> _EXERCISE INSTRUCTIONS_:
Find every line of the listing below where "Gupta" appears, and copy it.

> _Stored data entries_:
--------------------------------------------------

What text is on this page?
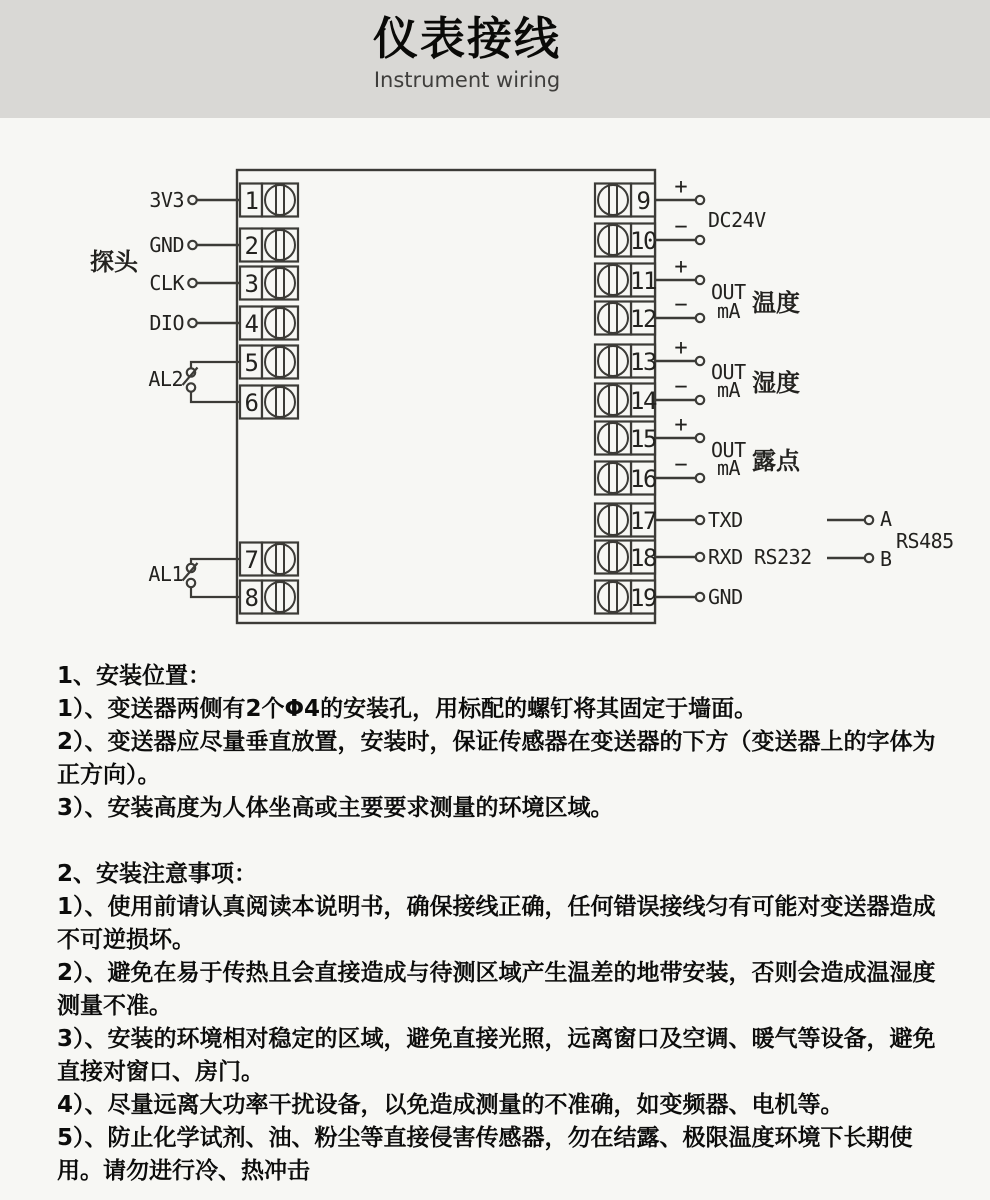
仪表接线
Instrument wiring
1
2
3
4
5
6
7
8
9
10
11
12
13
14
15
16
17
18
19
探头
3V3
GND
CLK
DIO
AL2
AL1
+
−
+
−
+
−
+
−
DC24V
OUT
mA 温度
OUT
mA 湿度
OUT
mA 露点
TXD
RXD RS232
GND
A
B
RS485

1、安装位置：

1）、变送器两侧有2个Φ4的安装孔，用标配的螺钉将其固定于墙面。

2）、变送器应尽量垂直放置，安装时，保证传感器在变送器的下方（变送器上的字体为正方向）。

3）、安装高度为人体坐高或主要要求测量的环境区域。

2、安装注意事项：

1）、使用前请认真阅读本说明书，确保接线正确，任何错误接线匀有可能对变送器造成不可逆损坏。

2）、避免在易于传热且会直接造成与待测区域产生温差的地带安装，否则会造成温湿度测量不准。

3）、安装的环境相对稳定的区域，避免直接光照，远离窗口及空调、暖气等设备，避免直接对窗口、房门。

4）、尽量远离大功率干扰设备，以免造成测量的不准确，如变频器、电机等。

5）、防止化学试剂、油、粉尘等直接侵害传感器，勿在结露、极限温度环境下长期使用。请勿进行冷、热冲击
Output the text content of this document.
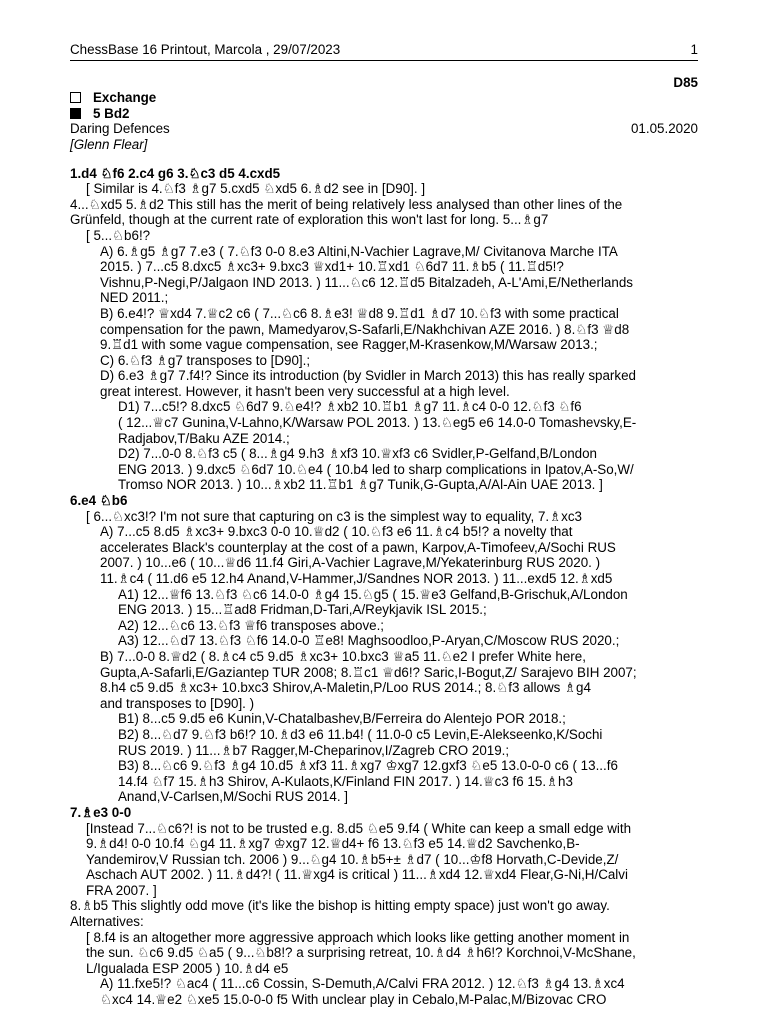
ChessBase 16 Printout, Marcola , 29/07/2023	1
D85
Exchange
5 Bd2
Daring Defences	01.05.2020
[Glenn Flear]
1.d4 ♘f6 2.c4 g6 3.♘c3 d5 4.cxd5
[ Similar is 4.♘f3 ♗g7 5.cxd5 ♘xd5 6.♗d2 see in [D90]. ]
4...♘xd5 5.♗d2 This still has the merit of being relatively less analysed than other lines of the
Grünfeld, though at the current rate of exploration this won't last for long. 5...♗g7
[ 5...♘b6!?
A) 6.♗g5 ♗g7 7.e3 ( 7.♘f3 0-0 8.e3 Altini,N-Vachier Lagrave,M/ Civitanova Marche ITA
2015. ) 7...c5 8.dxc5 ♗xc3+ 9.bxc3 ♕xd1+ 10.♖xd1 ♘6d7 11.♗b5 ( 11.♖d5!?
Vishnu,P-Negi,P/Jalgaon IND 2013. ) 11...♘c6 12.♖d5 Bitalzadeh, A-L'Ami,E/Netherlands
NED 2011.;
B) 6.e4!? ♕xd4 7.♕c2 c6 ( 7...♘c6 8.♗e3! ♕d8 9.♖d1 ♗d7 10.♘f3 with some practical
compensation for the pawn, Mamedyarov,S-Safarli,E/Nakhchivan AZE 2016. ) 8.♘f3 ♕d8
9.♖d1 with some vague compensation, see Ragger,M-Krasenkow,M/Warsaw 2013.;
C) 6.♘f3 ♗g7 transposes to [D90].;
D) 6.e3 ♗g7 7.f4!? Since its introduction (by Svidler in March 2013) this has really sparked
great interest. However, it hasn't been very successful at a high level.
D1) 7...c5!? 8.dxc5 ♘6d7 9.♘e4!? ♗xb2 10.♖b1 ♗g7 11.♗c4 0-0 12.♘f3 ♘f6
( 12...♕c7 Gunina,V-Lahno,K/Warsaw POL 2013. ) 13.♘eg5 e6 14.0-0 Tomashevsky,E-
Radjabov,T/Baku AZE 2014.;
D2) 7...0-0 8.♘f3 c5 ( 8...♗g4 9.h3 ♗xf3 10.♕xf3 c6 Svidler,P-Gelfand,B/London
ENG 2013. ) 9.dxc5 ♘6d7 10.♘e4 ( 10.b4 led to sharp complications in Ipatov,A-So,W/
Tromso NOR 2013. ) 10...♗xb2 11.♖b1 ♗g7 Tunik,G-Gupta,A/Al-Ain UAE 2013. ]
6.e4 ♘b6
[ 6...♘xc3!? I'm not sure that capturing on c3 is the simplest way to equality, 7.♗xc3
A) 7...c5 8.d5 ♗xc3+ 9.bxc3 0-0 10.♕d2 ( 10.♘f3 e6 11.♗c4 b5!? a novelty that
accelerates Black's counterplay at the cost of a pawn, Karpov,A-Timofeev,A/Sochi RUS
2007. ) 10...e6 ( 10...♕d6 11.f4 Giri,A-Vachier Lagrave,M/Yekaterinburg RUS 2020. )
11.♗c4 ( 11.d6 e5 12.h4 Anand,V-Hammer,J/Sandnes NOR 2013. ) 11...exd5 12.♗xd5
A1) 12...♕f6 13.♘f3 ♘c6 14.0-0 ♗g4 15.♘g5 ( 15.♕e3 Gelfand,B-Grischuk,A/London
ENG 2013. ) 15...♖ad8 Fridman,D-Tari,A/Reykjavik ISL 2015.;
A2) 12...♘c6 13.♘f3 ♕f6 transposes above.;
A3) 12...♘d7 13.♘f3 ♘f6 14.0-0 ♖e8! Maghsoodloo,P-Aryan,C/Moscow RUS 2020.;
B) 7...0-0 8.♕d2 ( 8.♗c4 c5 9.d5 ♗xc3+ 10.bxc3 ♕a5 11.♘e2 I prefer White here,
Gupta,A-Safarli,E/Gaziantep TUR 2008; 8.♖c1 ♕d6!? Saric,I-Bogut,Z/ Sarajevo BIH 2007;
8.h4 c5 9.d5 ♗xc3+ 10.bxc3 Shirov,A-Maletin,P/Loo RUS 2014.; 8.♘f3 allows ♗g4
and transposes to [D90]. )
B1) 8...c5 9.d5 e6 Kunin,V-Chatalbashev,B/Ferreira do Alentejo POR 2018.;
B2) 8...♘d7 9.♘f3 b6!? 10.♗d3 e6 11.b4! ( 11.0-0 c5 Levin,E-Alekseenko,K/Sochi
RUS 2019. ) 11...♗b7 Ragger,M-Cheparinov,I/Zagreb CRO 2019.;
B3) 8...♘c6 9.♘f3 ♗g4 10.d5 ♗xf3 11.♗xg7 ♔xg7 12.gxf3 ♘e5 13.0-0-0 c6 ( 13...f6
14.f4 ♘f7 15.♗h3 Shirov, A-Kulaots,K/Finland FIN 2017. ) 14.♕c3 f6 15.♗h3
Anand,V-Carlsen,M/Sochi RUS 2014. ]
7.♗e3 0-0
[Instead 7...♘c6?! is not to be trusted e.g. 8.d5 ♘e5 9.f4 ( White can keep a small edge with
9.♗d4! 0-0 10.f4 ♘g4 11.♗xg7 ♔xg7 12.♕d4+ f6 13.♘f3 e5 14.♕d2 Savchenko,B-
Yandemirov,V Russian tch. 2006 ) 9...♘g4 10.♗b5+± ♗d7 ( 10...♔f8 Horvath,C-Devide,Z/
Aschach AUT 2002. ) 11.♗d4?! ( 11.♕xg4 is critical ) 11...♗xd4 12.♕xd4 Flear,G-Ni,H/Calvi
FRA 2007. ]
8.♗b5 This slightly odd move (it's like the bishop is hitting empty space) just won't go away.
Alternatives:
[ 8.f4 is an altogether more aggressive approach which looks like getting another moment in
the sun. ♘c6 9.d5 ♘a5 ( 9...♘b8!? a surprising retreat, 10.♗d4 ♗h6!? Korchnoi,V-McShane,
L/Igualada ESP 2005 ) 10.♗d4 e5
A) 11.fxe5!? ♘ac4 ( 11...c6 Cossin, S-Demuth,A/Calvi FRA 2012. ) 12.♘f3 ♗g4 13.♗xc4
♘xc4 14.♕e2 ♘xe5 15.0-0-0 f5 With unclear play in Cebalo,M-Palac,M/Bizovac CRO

--------------------------------------------------

> _FINAL RESULT_:
Tromso NOR 2013. ) 10...♗xb2 11.♖b1 ♗g7 Tunik,G-Gupta,A/Al-Ain UAE 2013. ]
Gupta,A-Safarli,E/Gaziantep TUR 2008; 8.♖c1 ♕d6!? Saric,I-Bogut,Z/ Sarajevo BIH 2007;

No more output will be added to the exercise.